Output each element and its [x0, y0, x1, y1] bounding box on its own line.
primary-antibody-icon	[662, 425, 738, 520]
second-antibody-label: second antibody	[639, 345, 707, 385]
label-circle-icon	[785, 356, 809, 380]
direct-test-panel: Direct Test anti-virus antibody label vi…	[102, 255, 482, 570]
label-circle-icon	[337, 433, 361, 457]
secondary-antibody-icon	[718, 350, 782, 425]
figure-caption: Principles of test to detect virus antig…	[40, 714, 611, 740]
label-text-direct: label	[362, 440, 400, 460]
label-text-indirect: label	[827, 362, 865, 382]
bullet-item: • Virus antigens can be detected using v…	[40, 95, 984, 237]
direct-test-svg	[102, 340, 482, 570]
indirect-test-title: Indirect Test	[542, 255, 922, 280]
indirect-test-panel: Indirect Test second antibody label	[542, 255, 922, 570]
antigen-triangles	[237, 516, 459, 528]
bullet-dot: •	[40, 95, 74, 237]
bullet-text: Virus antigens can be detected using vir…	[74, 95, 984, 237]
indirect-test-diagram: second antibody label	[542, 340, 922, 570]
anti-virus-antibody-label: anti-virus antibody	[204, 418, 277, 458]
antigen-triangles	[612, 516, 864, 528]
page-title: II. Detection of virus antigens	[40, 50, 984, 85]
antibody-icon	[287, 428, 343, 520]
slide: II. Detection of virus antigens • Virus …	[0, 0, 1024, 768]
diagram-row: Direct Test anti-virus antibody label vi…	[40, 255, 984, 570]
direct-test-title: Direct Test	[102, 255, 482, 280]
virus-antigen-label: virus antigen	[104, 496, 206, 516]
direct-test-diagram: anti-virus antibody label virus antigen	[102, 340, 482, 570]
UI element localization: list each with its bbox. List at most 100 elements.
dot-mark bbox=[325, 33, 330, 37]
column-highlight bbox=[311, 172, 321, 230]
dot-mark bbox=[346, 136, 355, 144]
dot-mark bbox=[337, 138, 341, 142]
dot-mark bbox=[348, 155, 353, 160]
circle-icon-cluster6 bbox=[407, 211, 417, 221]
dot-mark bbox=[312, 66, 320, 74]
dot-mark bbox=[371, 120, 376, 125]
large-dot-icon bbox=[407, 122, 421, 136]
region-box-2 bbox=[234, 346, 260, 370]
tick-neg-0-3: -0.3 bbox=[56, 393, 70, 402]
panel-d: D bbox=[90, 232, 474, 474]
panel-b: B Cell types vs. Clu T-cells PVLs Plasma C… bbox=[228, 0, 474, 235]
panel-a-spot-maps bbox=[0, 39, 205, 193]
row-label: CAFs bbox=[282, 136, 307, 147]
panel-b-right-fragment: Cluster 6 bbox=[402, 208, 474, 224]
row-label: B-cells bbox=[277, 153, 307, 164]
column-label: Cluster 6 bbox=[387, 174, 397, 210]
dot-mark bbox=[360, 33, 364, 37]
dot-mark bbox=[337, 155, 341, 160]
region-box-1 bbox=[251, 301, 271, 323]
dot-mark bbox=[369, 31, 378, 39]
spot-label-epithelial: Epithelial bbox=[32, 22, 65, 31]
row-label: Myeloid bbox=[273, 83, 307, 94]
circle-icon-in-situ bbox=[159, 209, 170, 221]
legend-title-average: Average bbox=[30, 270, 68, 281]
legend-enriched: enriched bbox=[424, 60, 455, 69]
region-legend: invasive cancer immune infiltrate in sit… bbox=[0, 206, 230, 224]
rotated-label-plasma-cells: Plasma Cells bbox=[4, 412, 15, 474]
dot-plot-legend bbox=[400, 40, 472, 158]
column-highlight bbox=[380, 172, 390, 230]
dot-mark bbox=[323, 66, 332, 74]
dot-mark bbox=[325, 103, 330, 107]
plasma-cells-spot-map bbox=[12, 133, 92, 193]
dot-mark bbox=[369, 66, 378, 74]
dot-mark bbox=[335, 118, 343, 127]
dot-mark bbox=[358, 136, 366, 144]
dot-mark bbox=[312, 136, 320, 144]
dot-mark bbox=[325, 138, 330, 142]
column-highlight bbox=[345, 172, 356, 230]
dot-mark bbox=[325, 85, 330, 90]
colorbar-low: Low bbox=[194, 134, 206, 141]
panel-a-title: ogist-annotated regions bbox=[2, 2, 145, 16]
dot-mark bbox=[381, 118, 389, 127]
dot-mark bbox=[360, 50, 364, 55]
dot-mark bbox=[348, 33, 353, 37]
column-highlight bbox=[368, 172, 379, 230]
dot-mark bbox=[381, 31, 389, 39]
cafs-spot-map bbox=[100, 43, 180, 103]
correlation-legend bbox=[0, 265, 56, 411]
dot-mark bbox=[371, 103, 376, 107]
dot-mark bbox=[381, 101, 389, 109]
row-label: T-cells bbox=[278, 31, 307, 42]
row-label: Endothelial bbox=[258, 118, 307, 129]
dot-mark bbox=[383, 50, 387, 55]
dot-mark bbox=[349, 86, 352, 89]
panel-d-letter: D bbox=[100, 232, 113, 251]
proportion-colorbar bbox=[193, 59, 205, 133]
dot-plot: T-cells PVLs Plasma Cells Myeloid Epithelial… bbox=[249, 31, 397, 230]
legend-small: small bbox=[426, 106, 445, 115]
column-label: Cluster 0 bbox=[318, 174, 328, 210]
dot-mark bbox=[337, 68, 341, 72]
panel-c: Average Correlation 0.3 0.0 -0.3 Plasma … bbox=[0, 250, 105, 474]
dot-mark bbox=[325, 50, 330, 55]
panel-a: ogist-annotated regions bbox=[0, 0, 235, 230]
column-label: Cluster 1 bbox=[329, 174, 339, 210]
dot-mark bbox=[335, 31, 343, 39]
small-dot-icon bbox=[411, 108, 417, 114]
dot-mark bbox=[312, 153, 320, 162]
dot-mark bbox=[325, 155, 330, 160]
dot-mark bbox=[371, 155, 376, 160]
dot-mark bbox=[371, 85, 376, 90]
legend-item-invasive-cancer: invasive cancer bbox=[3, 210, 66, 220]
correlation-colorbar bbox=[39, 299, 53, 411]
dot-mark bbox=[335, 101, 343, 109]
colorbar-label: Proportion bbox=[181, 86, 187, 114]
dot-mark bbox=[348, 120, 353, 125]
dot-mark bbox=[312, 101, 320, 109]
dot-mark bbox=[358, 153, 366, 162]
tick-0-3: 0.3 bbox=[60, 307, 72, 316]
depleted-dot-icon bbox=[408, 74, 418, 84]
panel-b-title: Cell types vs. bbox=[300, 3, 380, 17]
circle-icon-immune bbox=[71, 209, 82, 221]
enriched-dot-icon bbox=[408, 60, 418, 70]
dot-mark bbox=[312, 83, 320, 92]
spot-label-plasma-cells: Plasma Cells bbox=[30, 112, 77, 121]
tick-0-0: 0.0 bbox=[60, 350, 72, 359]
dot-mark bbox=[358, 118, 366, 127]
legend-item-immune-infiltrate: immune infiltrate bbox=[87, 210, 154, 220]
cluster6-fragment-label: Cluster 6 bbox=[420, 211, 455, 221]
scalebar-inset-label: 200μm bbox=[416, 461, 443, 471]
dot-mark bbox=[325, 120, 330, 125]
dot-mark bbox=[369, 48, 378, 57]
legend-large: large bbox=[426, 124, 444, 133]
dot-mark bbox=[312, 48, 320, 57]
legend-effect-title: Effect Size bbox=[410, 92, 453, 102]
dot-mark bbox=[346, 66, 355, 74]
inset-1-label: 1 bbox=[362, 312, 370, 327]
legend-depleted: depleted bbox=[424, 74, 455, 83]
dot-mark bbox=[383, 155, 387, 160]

__________

▶ What you are asked to do: What lines in the material mention "inset"? Copy every one of them.

▶ Output of the task:
scalebar-inset-label: 200μm bbox=[416, 461, 443, 471]
inset-1-label: 1 bbox=[362, 312, 370, 327]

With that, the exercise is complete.